→ Set problem
Determine how many lines contain the string "adoption". Reply with that figure and nothing else.
++++ Provided entries
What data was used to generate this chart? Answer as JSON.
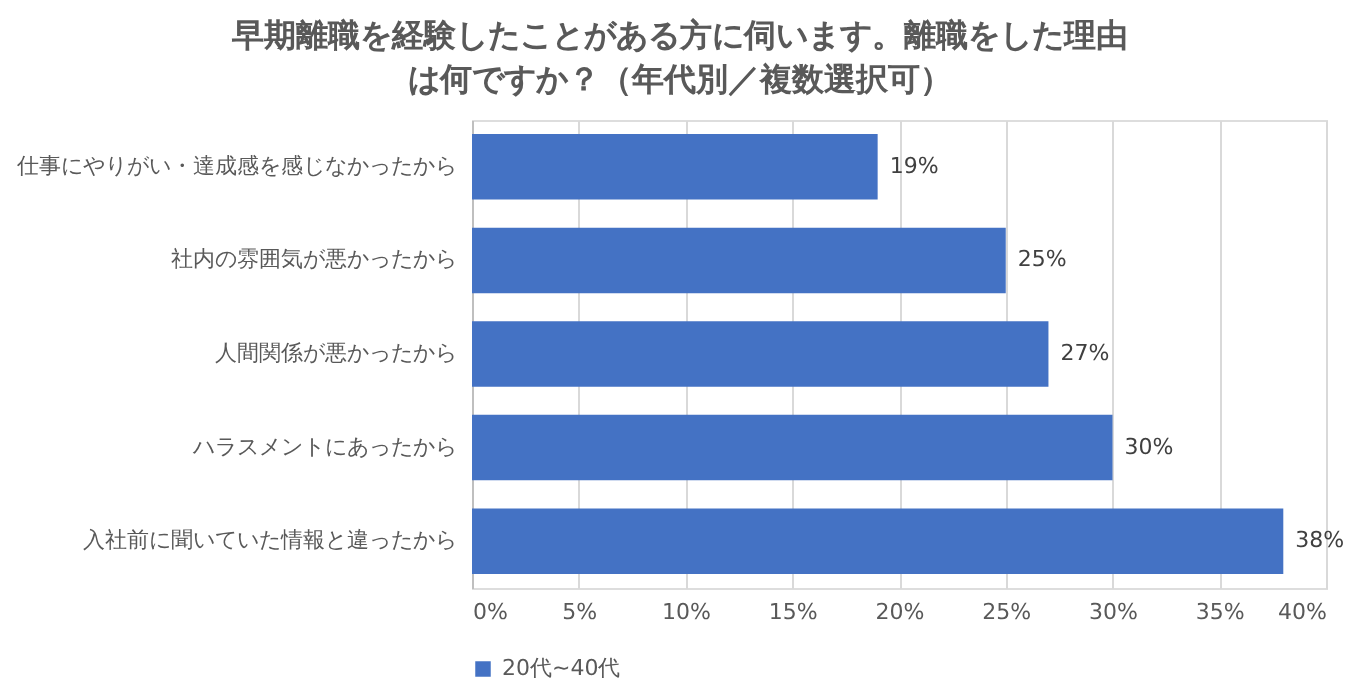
{
  "chart_data": {
    "type": "bar",
    "orientation": "horizontal",
    "title": "早期離職を経験したことがある方に伺います。離職をした理由",
    "subtitle": "は何ですか？（年代別／複数選択可）",
    "categories": [
      "仕事にやりがい・達成感を感じなかったから",
      "社内の雰囲気が悪かったから",
      "人間関係が悪かったから",
      "ハラスメントにあったから",
      "入社前に聞いていた情報と違ったから"
    ],
    "series": [
      {
        "name": "20代~40代",
        "color": "#4472c4",
        "values": [
          19,
          25,
          27,
          30,
          38
        ],
        "value_labels": [
          "19%",
          "25%",
          "27%",
          "30%",
          "38%"
        ]
      }
    ],
    "xlim": [
      0,
      40
    ],
    "xticks": [
      {
        "value": 0,
        "label": "0%"
      },
      {
        "value": 5,
        "label": "5%"
      },
      {
        "value": 10,
        "label": "10%"
      },
      {
        "value": 15,
        "label": "15%"
      },
      {
        "value": 20,
        "label": "20%"
      },
      {
        "value": 25,
        "label": "25%"
      },
      {
        "value": 30,
        "label": "30%"
      },
      {
        "value": 35,
        "label": "35%"
      },
      {
        "value": 40,
        "label": "40%"
      }
    ],
    "grid": "x",
    "legend": "bottom"
  }
}
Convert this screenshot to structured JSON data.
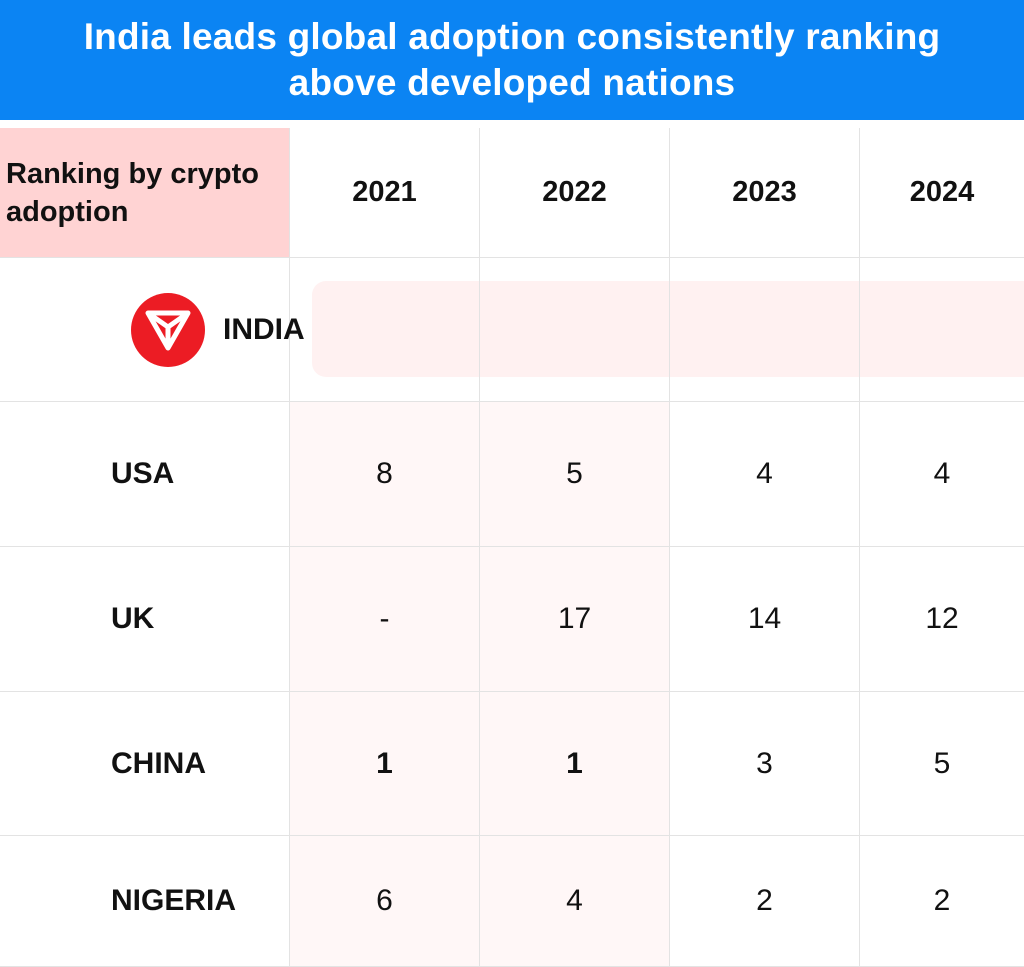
{
  "header": {
    "title": "India leads global adoption consistently ranking above developed nations"
  },
  "colors": {
    "banner": "#0b84f3",
    "corner": "#ffd3d3",
    "logo": "#ec1c24"
  },
  "chart_data": {
    "type": "table",
    "title": "India leads global adoption consistently ranking above developed nations",
    "corner_label": "Ranking by crypto adoption",
    "columns": [
      "2021",
      "2022",
      "2023",
      "2024"
    ],
    "rows": [
      {
        "country": "INDIA",
        "icon": "triangle-logo-icon",
        "values": [
          "",
          "",
          "",
          ""
        ]
      },
      {
        "country": "USA",
        "values": [
          "8",
          "5",
          "4",
          "4"
        ]
      },
      {
        "country": "UK",
        "values": [
          "-",
          "17",
          "14",
          "12"
        ]
      },
      {
        "country": "CHINA",
        "values": [
          "1",
          "1",
          "3",
          "5"
        ]
      },
      {
        "country": "NIGERIA",
        "values": [
          "6",
          "4",
          "2",
          "2"
        ]
      }
    ]
  }
}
++++++++
→ Answer for this exercise
3